Aim => From the material below, list every line containing "this".

____ Given data

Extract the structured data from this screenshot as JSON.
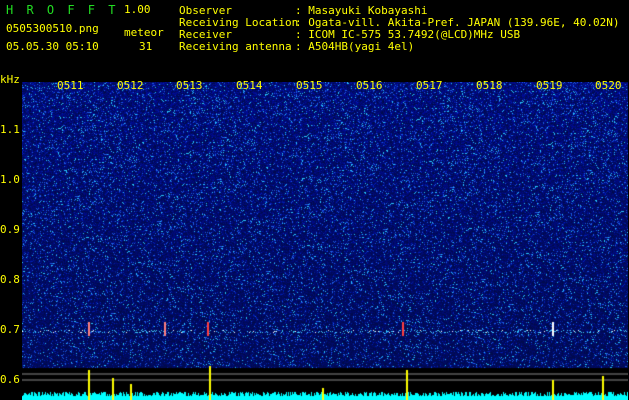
{
  "header": {
    "app_title": "H R O F F T",
    "version": "1.00",
    "filename": "0505300510.png",
    "meteor_label": "meteor",
    "meteor_count": "31",
    "datetime": "05.05.30 05:10"
  },
  "info": {
    "rows": [
      {
        "label": "Observer",
        "value": ": Masayuki Kobayashi"
      },
      {
        "label": "Receiving Location",
        "value": ": Ogata-vill. Akita-Pref. JAPAN (139.96E, 40.02N)"
      },
      {
        "label": "Receiver",
        "value": ": ICOM IC-575 53.7492(@LCD)MHz USB"
      },
      {
        "label": "Receiving antenna",
        "value": ": A504HB(yagi 4el)"
      }
    ]
  },
  "axis": {
    "unit": "kHz",
    "y_ticks": [
      "1.1",
      "1.0",
      "0.9",
      "0.8",
      "0.7",
      "0.6"
    ],
    "time_ticks": [
      "0511",
      "0512",
      "0513",
      "0514",
      "0515",
      "0516",
      "0517",
      "0518",
      "0519",
      "0520"
    ]
  },
  "colors": {
    "label_yellow": "#ffff00",
    "title_green": "#22dd22",
    "background_blue": "#0a1a7a",
    "signal_cyan": "#00ffff",
    "meteor_red": "#ff3030"
  }
}
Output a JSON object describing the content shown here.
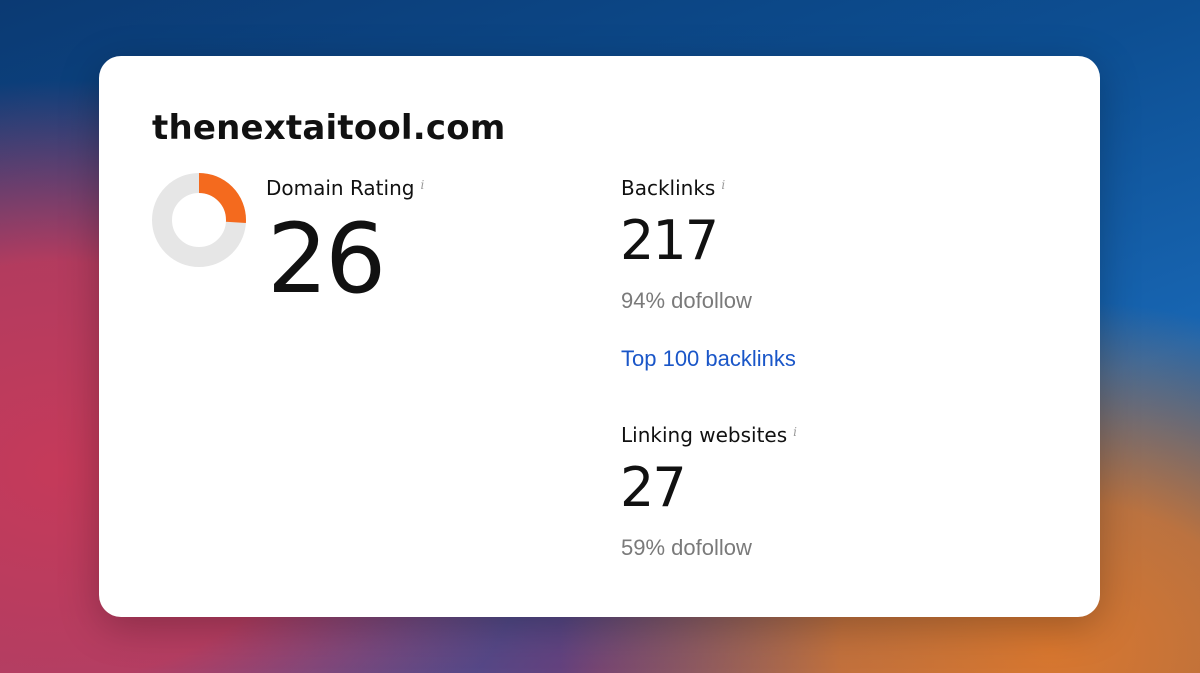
{
  "card": {
    "domain": "thenextaitool.com"
  },
  "domain_rating": {
    "label": "Domain Rating",
    "info": "i",
    "value": "26",
    "gauge_fraction": 0.26,
    "gauge_color": "#f46a1e",
    "gauge_track_color": "#e6e6e6"
  },
  "backlinks": {
    "label": "Backlinks",
    "info": "i",
    "value": "217",
    "dofollow": "94% dofollow",
    "top_link": "Top 100 backlinks"
  },
  "linking_websites": {
    "label": "Linking websites",
    "info": "i",
    "value": "27",
    "dofollow": "59% dofollow"
  },
  "colors": {
    "link": "#1a56c8",
    "muted_text": "#7a7a7a",
    "primary_text": "#111111"
  }
}
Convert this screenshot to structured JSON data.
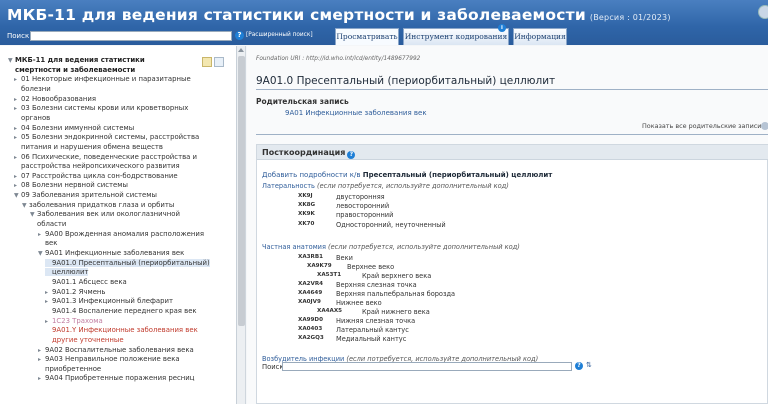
{
  "header": {
    "title": "МКБ-11 для ведения статистики смертности и заболеваемости",
    "version": "(Версия : 01/2023)",
    "search_label": "Поиск",
    "adv_search": "[Расширенный поиск]",
    "tabs": [
      {
        "label": "Просматривать"
      },
      {
        "label": "Инструмент кодирования"
      },
      {
        "label": "Информация"
      }
    ]
  },
  "tree": [
    {
      "label": "МКБ-11 для ведения статистики",
      "level": 0,
      "arrow": "▼",
      "style": "bold"
    },
    {
      "label": "смертности и заболеваемости",
      "level": 0,
      "arrow": "",
      "style": "bold"
    },
    {
      "label": "01 Некоторые инфекционные и паразитарные",
      "level": 1,
      "arrow": "▸",
      "style": ""
    },
    {
      "label": "болезни",
      "level": 1,
      "arrow": "",
      "style": ""
    },
    {
      "label": "02 Новообразования",
      "level": 1,
      "arrow": "▸",
      "style": ""
    },
    {
      "label": "03 Болезни системы крови или кроветворных",
      "level": 1,
      "arrow": "▸",
      "style": ""
    },
    {
      "label": "органов",
      "level": 1,
      "arrow": "",
      "style": ""
    },
    {
      "label": "04 Болезни иммунной системы",
      "level": 1,
      "arrow": "▸",
      "style": ""
    },
    {
      "label": "05 Болезни эндокринной системы, расстройства",
      "level": 1,
      "arrow": "▸",
      "style": ""
    },
    {
      "label": "питания и нарушения обмена веществ",
      "level": 1,
      "arrow": "",
      "style": ""
    },
    {
      "label": "06 Психические, поведенческие расстройства и",
      "level": 1,
      "arrow": "▸",
      "style": ""
    },
    {
      "label": "расстройства нейропсихического развития",
      "level": 1,
      "arrow": "",
      "style": ""
    },
    {
      "label": "07 Расстройства цикла сон-бодрствование",
      "level": 1,
      "arrow": "▸",
      "style": ""
    },
    {
      "label": "08 Болезни нервной системы",
      "level": 1,
      "arrow": "▸",
      "style": ""
    },
    {
      "label": "09 Заболевания зрительной системы",
      "level": 1,
      "arrow": "▼",
      "style": ""
    },
    {
      "label": "заболевания придатков глаза и орбиты",
      "level": 2,
      "arrow": "▼",
      "style": ""
    },
    {
      "label": "Заболевания век или окологлазничной",
      "level": 3,
      "arrow": "▼",
      "style": ""
    },
    {
      "label": "области",
      "level": 3,
      "arrow": "",
      "style": ""
    },
    {
      "label": "9A00 Врожденная аномалия расположения",
      "level": 4,
      "arrow": "▸",
      "style": ""
    },
    {
      "label": "век",
      "level": 4,
      "arrow": "",
      "style": ""
    },
    {
      "label": "9A01 Инфекционные заболевания век",
      "level": 4,
      "arrow": "▼",
      "style": ""
    },
    {
      "label": "9A01.0 Пресептальный (периорбитальный)",
      "level": 5,
      "arrow": "",
      "style": "sel"
    },
    {
      "label": "целлюлит",
      "level": 5,
      "arrow": "",
      "style": "sel"
    },
    {
      "label": "9A01.1 Абсцесс века",
      "level": 5,
      "arrow": "",
      "style": ""
    },
    {
      "label": "9A01.2 Ячмень",
      "level": 5,
      "arrow": "▸",
      "style": ""
    },
    {
      "label": "9A01.3 Инфекционный блефарит",
      "level": 5,
      "arrow": "▸",
      "style": ""
    },
    {
      "label": "9A01.4 Воспаление переднего края век",
      "level": 5,
      "arrow": "",
      "style": ""
    },
    {
      "label": "1C23 Трахома",
      "level": 5,
      "arrow": "▸",
      "style": "pink"
    },
    {
      "label": "9A01.Y Инфекционные заболевания век",
      "level": 5,
      "arrow": "",
      "style": "red"
    },
    {
      "label": "другие уточненные",
      "level": 5,
      "arrow": "",
      "style": "red"
    },
    {
      "label": "9A02 Воспалительные заболевания века",
      "level": 4,
      "arrow": "▸",
      "style": ""
    },
    {
      "label": "9A03 Неправильное положение века",
      "level": 4,
      "arrow": "▸",
      "style": ""
    },
    {
      "label": "приобретенное",
      "level": 4,
      "arrow": "",
      "style": ""
    },
    {
      "label": "9A04 Приобретенные поражения ресниц",
      "level": 4,
      "arrow": "▸",
      "style": ""
    }
  ],
  "detail": {
    "uri": "Foundation URI : http://id.who.int/icd/entity/1489677992",
    "title": "9A01.0 Пресептальный (периорбитальный) целлюлит",
    "parent_label": "Родительская запись",
    "parent_link": "9A01 Инфекционные заболевания век",
    "show_parents": "Показать все родительские записи"
  },
  "postcoord": {
    "title": "Посткоординация",
    "add_prefix": "Добавить подробности к/в",
    "add_entity": "Пресептальный (периорбитальный) целлюлит",
    "laterality": {
      "title": "Латеральность",
      "note": "(если потребуется, используйте дополнительный код)",
      "codes": [
        {
          "code": "XK9J",
          "label": "двусторонняя"
        },
        {
          "code": "XK8G",
          "label": "левосторонний"
        },
        {
          "code": "XK9K",
          "label": "правосторонний"
        },
        {
          "code": "XK70",
          "label": "Односторонний, неуточненный"
        }
      ]
    },
    "anatomy": {
      "title": "Частная анатомия",
      "note": "(если потребуется, используйте дополнительный код)",
      "codes": [
        {
          "code": "XA3RB1",
          "label": "Веки",
          "indent": 0
        },
        {
          "code": "XA9K79",
          "label": "Верхнее веко",
          "indent": 1
        },
        {
          "code": "XA53T1",
          "label": "Край верхнего века",
          "indent": 2
        },
        {
          "code": "XA2VR4",
          "label": "Верхняя слезная точка",
          "indent": 0
        },
        {
          "code": "XA4649",
          "label": "Верхняя пальпебральная борозда",
          "indent": 0
        },
        {
          "code": "XA0JV9",
          "label": "Нижнее веко",
          "indent": 0
        },
        {
          "code": "XA4AX5",
          "label": "Край нижнего века",
          "indent": 2
        },
        {
          "code": "XA99D0",
          "label": "Нижняя слезная точка",
          "indent": 0
        },
        {
          "code": "XA0403",
          "label": "Латеральный кантус",
          "indent": 0
        },
        {
          "code": "XA2GQ3",
          "label": "Медиальный кантус",
          "indent": 0
        }
      ]
    },
    "infectious": {
      "title": "Возбудитель инфекции",
      "note": "(если потребуется, используйте дополнительный код)"
    },
    "search_label": "Поиск",
    "sort_glyph": "⇅"
  }
}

________

Exercise output =>
Extract the structured data from this screenshot as JSON.
Convert this screenshot to structured JSON data.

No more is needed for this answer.